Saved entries
--- START ---
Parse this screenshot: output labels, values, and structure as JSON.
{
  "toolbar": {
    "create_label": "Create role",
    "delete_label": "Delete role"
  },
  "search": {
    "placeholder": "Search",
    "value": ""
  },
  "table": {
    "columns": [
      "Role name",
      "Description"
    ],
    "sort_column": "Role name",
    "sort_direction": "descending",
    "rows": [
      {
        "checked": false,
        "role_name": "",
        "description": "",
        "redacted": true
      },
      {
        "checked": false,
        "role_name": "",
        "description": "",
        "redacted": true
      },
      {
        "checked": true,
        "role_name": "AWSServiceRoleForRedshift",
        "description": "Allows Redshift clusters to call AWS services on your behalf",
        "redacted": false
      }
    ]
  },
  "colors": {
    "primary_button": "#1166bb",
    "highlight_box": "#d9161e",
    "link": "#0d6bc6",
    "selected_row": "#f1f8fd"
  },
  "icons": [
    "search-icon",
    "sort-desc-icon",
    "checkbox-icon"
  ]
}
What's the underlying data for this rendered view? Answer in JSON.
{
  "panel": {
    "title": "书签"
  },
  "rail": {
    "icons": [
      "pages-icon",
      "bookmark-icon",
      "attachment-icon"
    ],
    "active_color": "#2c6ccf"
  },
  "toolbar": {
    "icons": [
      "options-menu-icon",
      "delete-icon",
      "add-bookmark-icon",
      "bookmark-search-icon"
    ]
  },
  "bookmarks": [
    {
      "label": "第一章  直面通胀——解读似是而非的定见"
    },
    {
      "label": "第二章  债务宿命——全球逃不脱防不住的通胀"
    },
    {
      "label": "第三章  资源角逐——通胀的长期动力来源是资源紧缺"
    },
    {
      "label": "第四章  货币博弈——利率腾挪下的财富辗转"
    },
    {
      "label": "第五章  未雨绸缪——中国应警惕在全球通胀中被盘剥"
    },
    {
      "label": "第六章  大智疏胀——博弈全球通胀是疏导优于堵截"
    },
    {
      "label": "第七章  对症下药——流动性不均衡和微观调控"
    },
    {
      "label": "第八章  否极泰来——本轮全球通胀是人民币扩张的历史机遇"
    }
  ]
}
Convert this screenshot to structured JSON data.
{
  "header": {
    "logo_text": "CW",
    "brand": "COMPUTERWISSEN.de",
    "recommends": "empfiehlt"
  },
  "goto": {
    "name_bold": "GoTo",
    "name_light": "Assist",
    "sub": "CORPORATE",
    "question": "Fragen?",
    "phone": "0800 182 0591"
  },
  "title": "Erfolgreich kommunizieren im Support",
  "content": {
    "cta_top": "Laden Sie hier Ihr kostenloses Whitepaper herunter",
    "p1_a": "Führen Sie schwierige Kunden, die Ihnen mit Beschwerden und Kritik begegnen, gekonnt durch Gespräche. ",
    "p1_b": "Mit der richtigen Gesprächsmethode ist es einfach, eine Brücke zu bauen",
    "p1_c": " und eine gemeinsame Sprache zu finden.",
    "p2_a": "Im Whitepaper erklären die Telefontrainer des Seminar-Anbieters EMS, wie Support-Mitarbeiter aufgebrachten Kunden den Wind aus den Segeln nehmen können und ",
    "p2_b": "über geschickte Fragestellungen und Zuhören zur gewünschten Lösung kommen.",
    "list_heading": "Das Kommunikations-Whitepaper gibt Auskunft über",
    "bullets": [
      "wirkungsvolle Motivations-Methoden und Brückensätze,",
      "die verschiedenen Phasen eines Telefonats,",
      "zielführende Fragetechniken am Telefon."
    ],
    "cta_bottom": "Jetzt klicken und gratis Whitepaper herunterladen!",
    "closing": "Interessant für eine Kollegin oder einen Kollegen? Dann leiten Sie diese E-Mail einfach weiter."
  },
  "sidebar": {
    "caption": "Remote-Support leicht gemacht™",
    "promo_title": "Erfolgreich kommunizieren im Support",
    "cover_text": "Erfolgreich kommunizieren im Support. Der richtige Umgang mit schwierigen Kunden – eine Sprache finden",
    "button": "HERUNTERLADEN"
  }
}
--- END ---
SET EXERCISE:
Search the entries for "JSON" and copy out each line that has it.

OUTPUT FOR THIS EXERCISE:
Parse this screenshot: output labels, values, and structure as JSON.
What's the underlying data for this rendered view? Answer in JSON.
Convert this screenshot to structured JSON data.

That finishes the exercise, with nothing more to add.